## THE PROBLEM:
Return every line below exactly, leaving nothing out.

───── AVAILABLE RECORDS ─────

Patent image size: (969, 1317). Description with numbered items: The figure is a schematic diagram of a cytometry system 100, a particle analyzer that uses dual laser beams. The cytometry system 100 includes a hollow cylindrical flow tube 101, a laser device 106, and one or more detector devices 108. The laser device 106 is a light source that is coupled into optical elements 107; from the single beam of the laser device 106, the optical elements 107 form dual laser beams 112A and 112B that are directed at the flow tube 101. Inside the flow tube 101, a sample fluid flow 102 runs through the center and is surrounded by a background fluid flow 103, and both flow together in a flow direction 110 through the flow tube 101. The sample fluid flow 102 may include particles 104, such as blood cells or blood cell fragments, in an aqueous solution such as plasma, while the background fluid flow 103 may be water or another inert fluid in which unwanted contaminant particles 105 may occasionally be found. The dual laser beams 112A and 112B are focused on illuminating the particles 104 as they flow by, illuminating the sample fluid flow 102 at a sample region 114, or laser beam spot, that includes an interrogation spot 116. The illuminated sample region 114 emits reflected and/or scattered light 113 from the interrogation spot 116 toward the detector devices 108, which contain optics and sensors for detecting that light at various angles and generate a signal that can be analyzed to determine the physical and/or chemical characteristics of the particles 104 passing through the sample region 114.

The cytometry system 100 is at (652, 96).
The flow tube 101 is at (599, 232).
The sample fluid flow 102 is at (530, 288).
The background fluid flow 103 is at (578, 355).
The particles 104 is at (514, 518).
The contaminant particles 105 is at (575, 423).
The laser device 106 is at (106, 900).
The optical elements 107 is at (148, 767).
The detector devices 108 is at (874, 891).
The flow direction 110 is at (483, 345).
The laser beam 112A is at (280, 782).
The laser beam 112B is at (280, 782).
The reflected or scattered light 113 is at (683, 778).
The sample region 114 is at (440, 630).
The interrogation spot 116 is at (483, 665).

─────

## COMPLETED TASK:
Patent image size: (969, 1317). Description with numbered items: The figure is a schematic diagram of a cytometry system 100, a particle analyzer that uses dual laser beams. The cytometry system 100 includes a hollow cylindrical flow tube 101, a laser device 106, and one or more detector devices 108. The laser device 106 is a light source that is coupled into optical elements 107; from the single beam of the laser device 106, the optical elements 107 form dual laser beams 112A and 112B that are directed at the flow tube 101. Inside the flow tube 101, a sample fluid flow 102 runs through the center and is surrounded by a background fluid flow 103, and both flow together in a flow direction 110 through the flow tube 101. The sample fluid flow 102 may include particles 104, such as blood cells or blood cell fragments, in an aqueous solution such as plasma, while the background fluid flow 103 may be water or another inert fluid in which unwanted contaminant particles 105 may occasionally be found. The dual laser beams 112A and 112B are focused on illuminating the particles 104 as they flow by, illuminating the sample fluid flow 102 at a sample region 114, or laser beam spot, that includes an interrogation spot 116. The illuminated sample region 114 emits reflected and/or scattered light 113 from the interrogation spot 116 toward the detector devices 108, which contain optics and sensors for detecting that light at various angles and generate a signal that can be analyzed to determine the physical and/or chemical characteristics of the particles 104 passing through the sample region 114.

The cytometry system 100 is at (652, 96).
The flow tube 101 is at (599, 232).
The sample fluid flow 102 is at (530, 288).
The background fluid flow 103 is at (578, 355).
The particles 104 is at (514, 518).
The contaminant particles 105 is at (575, 423).
The laser device 106 is at (106, 900).
The optical elements 107 is at (148, 767).
The detector devices 108 is at (874, 891).
The flow direction 110 is at (483, 345).
The laser beam 112A is at (280, 782).
The laser beam 112B is at (280, 782).
The reflected or scattered light 113 is at (683, 778).
The sample region 114 is at (440, 630).
The interrogation spot 116 is at (483, 665).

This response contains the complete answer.